Job 1: In the ANTLR honey badger thread, what reason does Terence Parr give for why v3 ANTLR needed to backtrack?
Job 2: Please continue the ANTLR honey badger thread from the point where it stops.

Text shown:
-------
[antlr-interest] Honey Badger Theory

Sun Jan 22 23:16:15 PST 2012

Thanks Terence,

that gave me a little clue. I have already read your papers but there is 
none about honey badger, yet. A paper would be really interesting.

Another thing I noticed concerning speed:
(Maybe there already is an option to bypass this. If so, just tell me 
and ignore my suggestion :)

You create a field in the rule context class for each token which is 
explicitly named using the a=b synax. For large rules, this might result 
in a very large context object. Since we can do left recursion now, 
there might be VERY large rules like the expr rule of the R grammar you 
posted. Now imagine I name each sub-expression in the rule differently:

expr    :       '{' l=exprlist '}'
         |       '(' subExpr=expr ')'
         |       e=expr '[[' params=sublist ']' ']'
         |       scope=expr ('::'|':::') member=expr
         |       lexpr=expr ('$'|'@') rexpr=expr
...

For the full expr rule, this would result in a context with around 50 
fields to hold the named tokens which would result in a very large 
memory footprint and unnecessary loss of performance due to increased 
allocation overhead. I see that it is partly my fault, because I named 
the exprs differently. However, people often want meaningful names and 
if rules contain tokens of different types, then you even NEED different 
fields for them.

Suggestion:
Add an option which makes the named tokens only local variables in the 
parsing function of the rule (each scoped locally in a block for the 
alternative). You can't use them in listeners then, but for people which 
write their code directly into the parser this would be a very welcomed 
improvement. People which use listeners just don't use the option. Btw 
there should be an option to disable listeners all together. Is there one?

I want to use ANTLR to parse really large inputs and the left recursive 
rules are really really awsome but I think the large context objects 
might ruin my performance.

Regards,
Jan

Am 22.01.2012 20:58, schrieb Terence Parr:
> Hi Jan, honey badger's parsing strategy is and adaptive or incremental version of LL(*). The reason that v3 ANTLR needed to backtrack was that LL(*) grammar analysis is undecidable statically.  When it failed at static analysis, it failed over to backtracking at runtime. However, at runtime, I have an actual input stream that I can work with. This renders the algorithm deterministic and so I don't need to backtrack. In a nutshell, like GLR I pursue all possible paths from the decision point in a breadth first manner, almost as if I had forked multiple threads to pursue the possibilities. Because we pursue all possibilities at once, there is no backtracking. We move one token at a time seeing where it takes us in all possible alternatives. When only a single alternative is left, we know to predict that Alternative. We rewind the input and then take the appropriate path.
-------
Provided material:
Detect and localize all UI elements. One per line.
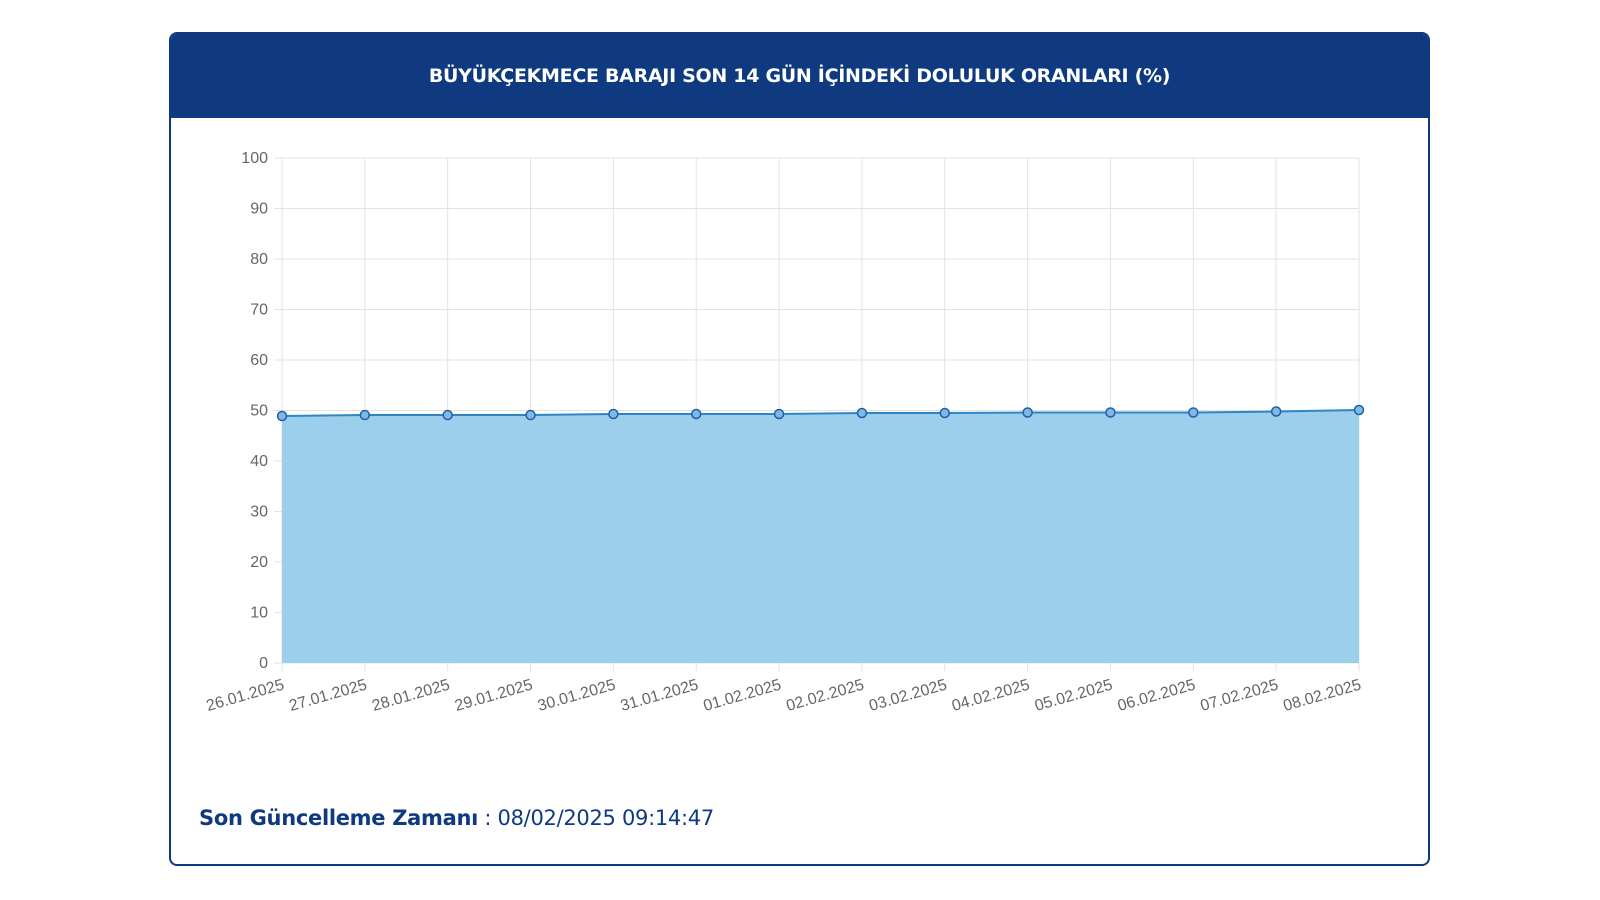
-------
Task result 1: LL(*) grammar analysis is undecidable statically.

Task result 2:
>
> LL(*) is O(n) for a given decision because in the worst case it might look scan until the end of the input. If we must make a decision at every token, that is an O(n^2) parsing strategy for n tokens.  That actually hides another complexity that generally does not appear. We are doing what amounts to a more complicated NFA to DFA conversion, which we know is exponential in complexity (in theory but not in practice). That means that a particular decision could hit a landmine at some point. I have seen one example of this. I have some interesting ideas for altering the algorithm so this does not occur.  I'll get to it.
>
> To learn more about the static analysis, you can go here:
>
> http://www.antlr.org/papers/LL-star-PLDI11.pdf
>
> I hope to do a paper on this adaptive LL(*) at some point.
>
> "It's pretty bad ass. It just doesn't give a shit." --honey badger
>
> Ter
> On Jan 22, 2012, at 2:34 AM, Jan Finis wrote:
>
>> Hi Terence,
>>
>> I am into parser generator theory, so I am wondering which concepts you
>> use to let Honey Badger "eat everything" (even left recursion) and never
>> backtrack. Could you tell me which concepts you use? I know I could just
>> check the code but I think it will be 1000 times faster if you explain
>> it to me and I think it will also be interesting for many others here.
>>
>> And does never backtrack mean that the parser will always stay linear
>> like a packrat parser?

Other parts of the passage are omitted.